Job: Images are excluded; otherwise, output every record exactly.
>> START Source data
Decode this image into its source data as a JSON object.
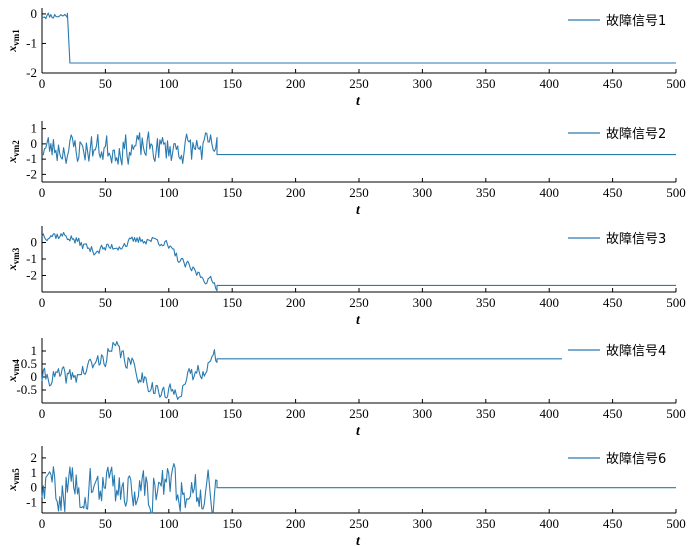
{
  "chart_data": [
    {
      "type": "line",
      "xlabel": "t",
      "ylabel": {
        "var": "x",
        "sub": "vm1"
      },
      "xlim": [
        0,
        500
      ],
      "ylim": [
        -2,
        0.2
      ],
      "xticks": [
        0,
        50,
        100,
        150,
        200,
        250,
        300,
        350,
        400,
        450,
        500
      ],
      "yticks": [
        0,
        -1,
        -2
      ],
      "legend": "故障信号1",
      "legend_position": "top-right",
      "series_color": "#2a7ab0",
      "segments": [
        {
          "t_start": 0,
          "t_end": 20,
          "kind": "noise",
          "level": -0.05,
          "amp": 0.12,
          "seed": 11
        },
        {
          "t_start": 20,
          "t_end": 22,
          "kind": "ramp",
          "from": 0.02,
          "to": -1.66
        },
        {
          "t_start": 22,
          "t_end": 500,
          "kind": "const",
          "level": -1.66
        }
      ]
    },
    {
      "type": "line",
      "xlabel": "t",
      "ylabel": {
        "var": "x",
        "sub": "vm2"
      },
      "xlim": [
        0,
        500
      ],
      "ylim": [
        -2.5,
        1.5
      ],
      "xticks": [
        0,
        50,
        100,
        150,
        200,
        250,
        300,
        350,
        400,
        450,
        500
      ],
      "yticks": [
        1,
        0,
        -1,
        -2
      ],
      "legend": "故障信号2",
      "legend_position": "top-right",
      "series_color": "#2a7ab0",
      "segments": [
        {
          "t_start": 0,
          "t_end": 138,
          "kind": "noise",
          "level": -0.3,
          "amp": 1.0,
          "seed": 23
        },
        {
          "t_start": 138,
          "t_end": 500,
          "kind": "const",
          "level": -0.7
        }
      ]
    },
    {
      "type": "line",
      "xlabel": "t",
      "ylabel": {
        "var": "x",
        "sub": "vm3"
      },
      "xlim": [
        0,
        500
      ],
      "ylim": [
        -3,
        1
      ],
      "xticks": [
        0,
        50,
        100,
        150,
        200,
        250,
        300,
        350,
        400,
        450,
        500
      ],
      "yticks": [
        0,
        -1,
        -2
      ],
      "legend": "故障信号3",
      "legend_position": "top-right",
      "series_color": "#2a7ab0",
      "segments": [
        {
          "t_start": 0,
          "t_end": 138,
          "kind": "path",
          "anchors": [
            [
              0,
              0.5
            ],
            [
              20,
              0.4
            ],
            [
              40,
              -0.5
            ],
            [
              60,
              -0.2
            ],
            [
              80,
              0.2
            ],
            [
              95,
              0.1
            ],
            [
              110,
              -1.2
            ],
            [
              125,
              -2.0
            ],
            [
              138,
              -2.6
            ]
          ],
          "amp": 0.3,
          "seed": 37
        },
        {
          "t_start": 138,
          "t_end": 500,
          "kind": "const",
          "level": -2.6
        }
      ]
    },
    {
      "type": "line",
      "xlabel": "t",
      "ylabel": {
        "var": "x",
        "sub": "vm4"
      },
      "xlim": [
        0,
        500
      ],
      "ylim": [
        -1,
        1.5
      ],
      "xticks": [
        0,
        50,
        100,
        150,
        200,
        250,
        300,
        350,
        400,
        450,
        500
      ],
      "yticks": [
        1,
        0.5,
        0,
        -0.5
      ],
      "legend": "故障信号4",
      "legend_position": "top-right",
      "series_color": "#2a7ab0",
      "segments": [
        {
          "t_start": 0,
          "t_end": 138,
          "kind": "path",
          "anchors": [
            [
              0,
              0.0
            ],
            [
              25,
              0.0
            ],
            [
              45,
              0.6
            ],
            [
              58,
              1.1
            ],
            [
              75,
              0.2
            ],
            [
              95,
              -0.7
            ],
            [
              105,
              -0.6
            ],
            [
              120,
              0.1
            ],
            [
              138,
              0.75
            ]
          ],
          "amp": 0.35,
          "seed": 41
        },
        {
          "t_start": 138,
          "t_end": 410,
          "kind": "const",
          "level": 0.7
        }
      ]
    },
    {
      "type": "line",
      "xlabel": "t",
      "ylabel": {
        "var": "x",
        "sub": "vm5"
      },
      "xlim": [
        0,
        500
      ],
      "ylim": [
        -1.7,
        2.8
      ],
      "xticks": [
        0,
        50,
        100,
        150,
        200,
        250,
        300,
        350,
        400,
        450,
        500
      ],
      "yticks": [
        2,
        1,
        0,
        -1
      ],
      "legend": "故障信号6",
      "legend_position": "top-right",
      "series_color": "#2a7ab0",
      "segments": [
        {
          "t_start": 0,
          "t_end": 138,
          "kind": "noise",
          "level": 0.0,
          "amp": 1.5,
          "seed": 59
        },
        {
          "t_start": 138,
          "t_end": 500,
          "kind": "const",
          "level": 0.0
        }
      ]
    }
  ]
}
>> END Source data
Task output:
Decode this image into its source data as a JSON object.
{
  "chart_data": [
    {
      "type": "line",
      "xlabel": "t",
      "ylabel": {
        "var": "x",
        "sub": "vm1"
      },
      "xlim": [
        0,
        500
      ],
      "ylim": [
        -2,
        0.2
      ],
      "xticks": [
        0,
        50,
        100,
        150,
        200,
        250,
        300,
        350,
        400,
        450,
        500
      ],
      "yticks": [
        0,
        -1,
        -2
      ],
      "legend": "故障信号1",
      "legend_position": "top-right",
      "series_color": "#2a7ab0",
      "segments": [
        {
          "t_start": 0,
          "t_end": 20,
          "kind": "noise",
          "level": -0.05,
          "amp": 0.12,
          "seed": 11
        },
        {
          "t_start": 20,
          "t_end": 22,
          "kind": "ramp",
          "from": 0.02,
          "to": -1.66
        },
        {
          "t_start": 22,
          "t_end": 500,
          "kind": "const",
          "level": -1.66
        }
      ]
    },
    {
      "type": "line",
      "xlabel": "t",
      "ylabel": {
        "var": "x",
        "sub": "vm2"
      },
      "xlim": [
        0,
        500
      ],
      "ylim": [
        -2.5,
        1.5
      ],
      "xticks": [
        0,
        50,
        100,
        150,
        200,
        250,
        300,
        350,
        400,
        450,
        500
      ],
      "yticks": [
        1,
        0,
        -1,
        -2
      ],
      "legend": "故障信号2",
      "legend_position": "top-right",
      "series_color": "#2a7ab0",
      "segments": [
        {
          "t_start": 0,
          "t_end": 138,
          "kind": "noise",
          "level": -0.3,
          "amp": 1.0,
          "seed": 23
        },
        {
          "t_start": 138,
          "t_end": 500,
          "kind": "const",
          "level": -0.7
        }
      ]
    },
    {
      "type": "line",
      "xlabel": "t",
      "ylabel": {
        "var": "x",
        "sub": "vm3"
      },
      "xlim": [
        0,
        500
      ],
      "ylim": [
        -3,
        1
      ],
      "xticks": [
        0,
        50,
        100,
        150,
        200,
        250,
        300,
        350,
        400,
        450,
        500
      ],
      "yticks": [
        0,
        -1,
        -2
      ],
      "legend": "故障信号3",
      "legend_position": "top-right",
      "series_color": "#2a7ab0",
      "segments": [
        {
          "t_start": 0,
          "t_end": 138,
          "kind": "path",
          "anchors": [
            [
              0,
              0.5
            ],
            [
              20,
              0.4
            ],
            [
              40,
              -0.5
            ],
            [
              60,
              -0.2
            ],
            [
              80,
              0.2
            ],
            [
              95,
              0.1
            ],
            [
              110,
              -1.2
            ],
            [
              125,
              -2.0
            ],
            [
              138,
              -2.6
            ]
          ],
          "amp": 0.3,
          "seed": 37
        },
        {
          "t_start": 138,
          "t_end": 500,
          "kind": "const",
          "level": -2.6
        }
      ]
    },
    {
      "type": "line",
      "xlabel": "t",
      "ylabel": {
        "var": "x",
        "sub": "vm4"
      },
      "xlim": [
        0,
        500
      ],
      "ylim": [
        -1,
        1.5
      ],
      "xticks": [
        0,
        50,
        100,
        150,
        200,
        250,
        300,
        350,
        400,
        450,
        500
      ],
      "yticks": [
        1,
        0.5,
        0,
        -0.5
      ],
      "legend": "故障信号4",
      "legend_position": "top-right",
      "series_color": "#2a7ab0",
      "segments": [
        {
          "t_start": 0,
          "t_end": 138,
          "kind": "path",
          "anchors": [
            [
              0,
              0.0
            ],
            [
              25,
              0.0
            ],
            [
              45,
              0.6
            ],
            [
              58,
              1.1
            ],
            [
              75,
              0.2
            ],
            [
              95,
              -0.7
            ],
            [
              105,
              -0.6
            ],
            [
              120,
              0.1
            ],
            [
              138,
              0.75
            ]
          ],
          "amp": 0.35,
          "seed": 41
        },
        {
          "t_start": 138,
          "t_end": 410,
          "kind": "const",
          "level": 0.7
        }
      ]
    },
    {
      "type": "line",
      "xlabel": "t",
      "ylabel": {
        "var": "x",
        "sub": "vm5"
      },
      "xlim": [
        0,
        500
      ],
      "ylim": [
        -1.7,
        2.8
      ],
      "xticks": [
        0,
        50,
        100,
        150,
        200,
        250,
        300,
        350,
        400,
        450,
        500
      ],
      "yticks": [
        2,
        1,
        0,
        -1
      ],
      "legend": "故障信号6",
      "legend_position": "top-right",
      "series_color": "#2a7ab0",
      "segments": [
        {
          "t_start": 0,
          "t_end": 138,
          "kind": "noise",
          "level": 0.0,
          "amp": 1.5,
          "seed": 59
        },
        {
          "t_start": 138,
          "t_end": 500,
          "kind": "const",
          "level": 0.0
        }
      ]
    }
  ]
}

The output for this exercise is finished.